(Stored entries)
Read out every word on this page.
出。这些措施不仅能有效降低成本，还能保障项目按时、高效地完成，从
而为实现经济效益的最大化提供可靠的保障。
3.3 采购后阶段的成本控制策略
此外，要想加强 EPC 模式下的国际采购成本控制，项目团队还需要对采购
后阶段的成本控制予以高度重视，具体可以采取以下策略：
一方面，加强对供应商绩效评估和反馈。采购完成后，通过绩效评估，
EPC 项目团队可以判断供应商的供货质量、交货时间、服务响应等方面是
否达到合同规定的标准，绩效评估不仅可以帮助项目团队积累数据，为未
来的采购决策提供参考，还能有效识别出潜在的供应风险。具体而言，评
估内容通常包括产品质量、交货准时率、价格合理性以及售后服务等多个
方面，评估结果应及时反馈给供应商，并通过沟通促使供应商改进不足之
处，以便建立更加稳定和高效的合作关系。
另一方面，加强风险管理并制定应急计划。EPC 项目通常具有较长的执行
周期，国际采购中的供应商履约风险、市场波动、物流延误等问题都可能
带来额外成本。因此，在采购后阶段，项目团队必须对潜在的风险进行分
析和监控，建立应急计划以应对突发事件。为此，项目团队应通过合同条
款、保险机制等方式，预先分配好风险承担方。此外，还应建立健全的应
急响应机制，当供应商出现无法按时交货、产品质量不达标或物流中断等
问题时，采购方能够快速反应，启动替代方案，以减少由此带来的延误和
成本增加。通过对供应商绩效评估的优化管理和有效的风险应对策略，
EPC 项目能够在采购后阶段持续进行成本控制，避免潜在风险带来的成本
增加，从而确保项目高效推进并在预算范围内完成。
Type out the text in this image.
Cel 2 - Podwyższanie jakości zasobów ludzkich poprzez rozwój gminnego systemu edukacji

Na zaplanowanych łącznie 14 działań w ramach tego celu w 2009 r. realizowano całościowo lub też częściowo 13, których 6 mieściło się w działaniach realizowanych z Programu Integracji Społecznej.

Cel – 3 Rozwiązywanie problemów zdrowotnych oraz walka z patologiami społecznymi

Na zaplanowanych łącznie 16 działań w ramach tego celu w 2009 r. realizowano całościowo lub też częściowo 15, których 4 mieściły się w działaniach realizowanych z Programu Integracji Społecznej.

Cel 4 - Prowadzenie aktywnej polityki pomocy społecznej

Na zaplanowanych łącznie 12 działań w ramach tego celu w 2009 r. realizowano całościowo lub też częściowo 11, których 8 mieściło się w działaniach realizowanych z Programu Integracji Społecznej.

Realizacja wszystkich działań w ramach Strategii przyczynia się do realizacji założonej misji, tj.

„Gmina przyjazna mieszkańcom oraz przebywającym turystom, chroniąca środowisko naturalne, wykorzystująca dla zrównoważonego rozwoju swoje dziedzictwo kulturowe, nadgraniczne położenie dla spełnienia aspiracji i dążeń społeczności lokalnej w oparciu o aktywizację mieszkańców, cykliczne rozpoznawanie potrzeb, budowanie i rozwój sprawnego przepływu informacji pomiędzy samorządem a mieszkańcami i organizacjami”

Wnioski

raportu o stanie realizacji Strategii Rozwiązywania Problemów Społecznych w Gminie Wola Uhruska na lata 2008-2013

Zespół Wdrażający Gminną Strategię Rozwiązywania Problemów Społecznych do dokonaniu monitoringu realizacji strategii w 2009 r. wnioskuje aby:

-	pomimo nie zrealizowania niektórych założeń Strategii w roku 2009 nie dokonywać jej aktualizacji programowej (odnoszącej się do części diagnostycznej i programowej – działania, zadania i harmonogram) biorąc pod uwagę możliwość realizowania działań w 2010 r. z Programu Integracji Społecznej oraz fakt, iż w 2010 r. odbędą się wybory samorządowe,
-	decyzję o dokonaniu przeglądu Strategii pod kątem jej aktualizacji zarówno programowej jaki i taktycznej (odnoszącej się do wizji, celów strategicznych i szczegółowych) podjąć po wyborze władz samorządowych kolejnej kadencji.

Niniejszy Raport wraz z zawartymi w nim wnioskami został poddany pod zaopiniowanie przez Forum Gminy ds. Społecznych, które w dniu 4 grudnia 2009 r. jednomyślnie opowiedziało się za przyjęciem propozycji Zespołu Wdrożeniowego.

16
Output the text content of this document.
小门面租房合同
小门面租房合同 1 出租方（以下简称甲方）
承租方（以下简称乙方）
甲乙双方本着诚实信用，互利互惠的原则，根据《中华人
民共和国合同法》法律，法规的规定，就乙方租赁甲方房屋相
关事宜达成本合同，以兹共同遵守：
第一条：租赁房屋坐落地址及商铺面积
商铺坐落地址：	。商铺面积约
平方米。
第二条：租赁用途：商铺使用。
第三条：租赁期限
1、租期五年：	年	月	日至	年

**What to work on**: From the listing above, extract every line exactly as it stands.

**Output below**:
Read out every word on this page.
出。这些措施不仅能有效降低成本，还能保障项目按时、高效地完成，从
而为实现经济效益的最大化提供可靠的保障。
3.3 采购后阶段的成本控制策略
此外，要想加强 EPC 模式下的国际采购成本控制，项目团队还需要对采购
后阶段的成本控制予以高度重视，具体可以采取以下策略：
一方面，加强对供应商绩效评估和反馈。采购完成后，通过绩效评估，
EPC 项目团队可以判断供应商的供货质量、交货时间、服务响应等方面是
否达到合同规定的标准，绩效评估不仅可以帮助项目团队积累数据，为未
来的采购决策提供参考，还能有效识别出潜在的供应风险。具体而言，评
估内容通常包括产品质量、交货准时率、价格合理性以及售后服务等多个
方面，评估结果应及时反馈给供应商，并通过沟通促使供应商改进不足之
处，以便建立更加稳定和高效的合作关系。
另一方面，加强风险管理并制定应急计划。EPC 项目通常具有较长的执行
周期，国际采购中的供应商履约风险、市场波动、物流延误等问题都可能
带来额外成本。因此，在采购后阶段，项目团队必须对潜在的风险进行分
析和监控，建立应急计划以应对突发事件。为此，项目团队应通过合同条
款、保险机制等方式，预先分配好风险承担方。此外，还应建立健全的应
急响应机制，当供应商出现无法按时交货、产品质量不达标或物流中断等
问题时，采购方能够快速反应，启动替代方案，以减少由此带来的延误和
成本增加。通过对供应商绩效评估的优化管理和有效的风险应对策略，
EPC 项目能够在采购后阶段持续进行成本控制，避免潜在风险带来的成本
增加，从而确保项目高效推进并在预算范围内完成。
Type out the text in this image.
Cel 2 - Podwyższanie jakości zasobów ludzkich poprzez rozwój gminnego systemu edukacji

Na zaplanowanych łącznie 14 działań w ramach tego celu w 2009 r. realizowano całościowo lub też częściowo 13, których 6 mieściło się w działaniach realizowanych z Programu Integracji Społecznej.

Cel – 3 Rozwiązywanie problemów zdrowotnych oraz walka z patologiami społecznymi

Na zaplanowanych łącznie 16 działań w ramach tego celu w 2009 r. realizowano całościowo lub też częściowo 15, których 4 mieściły się w działaniach realizowanych z Programu Integracji Społecznej.

Cel 4 - Prowadzenie aktywnej polityki pomocy społecznej

Na zaplanowanych łącznie 12 działań w ramach tego celu w 2009 r. realizowano całościowo lub też częściowo 11, których 8 mieściło się w działaniach realizowanych z Programu Integracji Społecznej.

Realizacja wszystkich działań w ramach Strategii przyczynia się do realizacji założonej misji, tj.

„Gmina przyjazna mieszkańcom oraz przebywającym turystom, chroniąca środowisko naturalne, wykorzystująca dla zrównoważonego rozwoju swoje dziedzictwo kulturowe, nadgraniczne położenie dla spełnienia aspiracji i dążeń społeczności lokalnej w oparciu o aktywizację mieszkańców, cykliczne rozpoznawanie potrzeb, budowanie i rozwój sprawnego przepływu informacji pomiędzy samorządem a mieszkańcami i organizacjami”

Wnioski

raportu o stanie realizacji Strategii Rozwiązywania Problemów Społecznych w Gminie Wola Uhruska na lata 2008-2013

Zespół Wdrażający Gminną Strategię Rozwiązywania Problemów Społecznych do dokonaniu monitoringu realizacji strategii w 2009 r. wnioskuje aby:

-	pomimo nie zrealizowania niektórych założeń Strategii w roku 2009 nie dokonywać jej aktualizacji programowej (odnoszącej się do części diagnostycznej i programowej – działania, zadania i harmonogram) biorąc pod uwagę możliwość realizowania działań w 2010 r. z Programu Integracji Społecznej oraz fakt, iż w 2010 r. odbędą się wybory samorządowe,
-	decyzję o dokonaniu przeglądu Strategii pod kątem jej aktualizacji zarówno programowej jaki i taktycznej (odnoszącej się do wizji, celów strategicznych i szczegółowych) podjąć po wyborze władz samorządowych kolejnej kadencji.

Niniejszy Raport wraz z zawartymi w nim wnioskami został poddany pod zaopiniowanie przez Forum Gminy ds. Społecznych, które w dniu 4 grudnia 2009 r. jednomyślnie opowiedziało się za przyjęciem propozycji Zespołu Wdrożeniowego.

16
Output the text content of this document.
小门面租房合同
小门面租房合同 1 出租方（以下简称甲方）
承租方（以下简称乙方）
甲乙双方本着诚实信用，互利互惠的原则，根据《中华人
民共和国合同法》法律，法规的规定，就乙方租赁甲方房屋相
关事宜达成本合同，以兹共同遵守：
第一条：租赁房屋坐落地址及商铺面积
商铺坐落地址：	。商铺面积约
平方米。
第二条：租赁用途：商铺使用。
第三条：租赁期限
1、租期五年：	年	月	日至	年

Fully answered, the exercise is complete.